WRITTEN INSTRUCTION: Copy out the rows word for word, starting at the first row and ending at the line that contains "481, 405, 492]", with both ends included.

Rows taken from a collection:

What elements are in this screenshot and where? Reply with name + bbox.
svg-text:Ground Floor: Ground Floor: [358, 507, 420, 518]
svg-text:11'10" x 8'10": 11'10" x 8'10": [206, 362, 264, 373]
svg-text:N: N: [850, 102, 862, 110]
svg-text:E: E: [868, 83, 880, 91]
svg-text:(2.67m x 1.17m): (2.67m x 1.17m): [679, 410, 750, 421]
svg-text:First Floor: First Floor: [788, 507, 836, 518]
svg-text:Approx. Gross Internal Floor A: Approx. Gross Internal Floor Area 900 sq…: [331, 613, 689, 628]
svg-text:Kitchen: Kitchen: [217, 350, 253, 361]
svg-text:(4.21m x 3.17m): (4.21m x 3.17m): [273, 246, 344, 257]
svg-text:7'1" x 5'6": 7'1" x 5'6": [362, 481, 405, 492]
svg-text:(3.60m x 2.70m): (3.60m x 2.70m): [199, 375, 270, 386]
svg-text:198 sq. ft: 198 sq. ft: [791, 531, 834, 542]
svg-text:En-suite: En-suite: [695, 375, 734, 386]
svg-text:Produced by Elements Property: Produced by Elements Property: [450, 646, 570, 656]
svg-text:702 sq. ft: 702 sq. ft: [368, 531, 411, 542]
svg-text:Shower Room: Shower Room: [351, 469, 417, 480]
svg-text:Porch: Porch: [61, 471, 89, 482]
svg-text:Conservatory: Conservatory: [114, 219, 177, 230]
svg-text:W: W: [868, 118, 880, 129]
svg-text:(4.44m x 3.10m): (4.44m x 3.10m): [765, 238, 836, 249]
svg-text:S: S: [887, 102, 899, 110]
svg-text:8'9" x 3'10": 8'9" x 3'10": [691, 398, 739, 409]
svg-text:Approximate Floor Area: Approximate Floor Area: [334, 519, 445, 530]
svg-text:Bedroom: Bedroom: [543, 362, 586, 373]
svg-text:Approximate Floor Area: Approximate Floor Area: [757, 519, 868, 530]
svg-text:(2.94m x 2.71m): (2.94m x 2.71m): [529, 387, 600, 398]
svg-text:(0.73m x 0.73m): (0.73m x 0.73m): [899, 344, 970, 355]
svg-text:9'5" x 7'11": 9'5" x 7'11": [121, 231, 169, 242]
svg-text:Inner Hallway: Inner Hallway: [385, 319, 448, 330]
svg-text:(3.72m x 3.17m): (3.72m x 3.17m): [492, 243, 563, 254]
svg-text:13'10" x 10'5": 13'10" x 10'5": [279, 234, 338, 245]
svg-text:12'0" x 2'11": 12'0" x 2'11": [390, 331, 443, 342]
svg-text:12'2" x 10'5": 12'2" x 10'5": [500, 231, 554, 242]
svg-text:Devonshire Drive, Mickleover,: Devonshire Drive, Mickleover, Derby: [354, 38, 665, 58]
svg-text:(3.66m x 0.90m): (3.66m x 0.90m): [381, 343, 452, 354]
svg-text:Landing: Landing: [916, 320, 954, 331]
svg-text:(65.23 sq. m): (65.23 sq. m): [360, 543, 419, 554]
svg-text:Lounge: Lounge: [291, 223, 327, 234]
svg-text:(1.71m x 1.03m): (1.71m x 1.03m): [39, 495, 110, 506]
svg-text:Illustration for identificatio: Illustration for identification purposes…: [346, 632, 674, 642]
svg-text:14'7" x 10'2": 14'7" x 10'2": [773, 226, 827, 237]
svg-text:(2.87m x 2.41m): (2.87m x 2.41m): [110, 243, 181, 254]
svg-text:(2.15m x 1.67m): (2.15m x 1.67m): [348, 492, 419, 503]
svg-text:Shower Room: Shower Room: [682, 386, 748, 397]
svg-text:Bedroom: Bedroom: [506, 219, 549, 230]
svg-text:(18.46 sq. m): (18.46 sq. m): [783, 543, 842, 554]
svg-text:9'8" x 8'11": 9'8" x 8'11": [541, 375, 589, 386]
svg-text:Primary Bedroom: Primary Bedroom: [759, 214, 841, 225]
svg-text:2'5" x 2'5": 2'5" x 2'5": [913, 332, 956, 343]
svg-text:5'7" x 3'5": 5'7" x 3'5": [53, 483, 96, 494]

RESPONSE TO THE EXERCISE:
What elements are in this screenshot and where? Reply with name + bbox.
svg-text:Ground Floor: Ground Floor: [358, 507, 420, 518]
svg-text:11'10" x 8'10": 11'10" x 8'10": [206, 362, 264, 373]
svg-text:N: N: [850, 102, 862, 110]
svg-text:E: E: [868, 83, 880, 91]
svg-text:(2.67m x 1.17m): (2.67m x 1.17m): [679, 410, 750, 421]
svg-text:First Floor: First Floor: [788, 507, 836, 518]
svg-text:Approx. Gross Internal Floor A: Approx. Gross Internal Floor Area 900 sq…: [331, 613, 689, 628]
svg-text:Kitchen: Kitchen: [217, 350, 253, 361]
svg-text:(4.21m x 3.17m): (4.21m x 3.17m): [273, 246, 344, 257]
svg-text:7'1" x 5'6": 7'1" x 5'6": [362, 481, 405, 492]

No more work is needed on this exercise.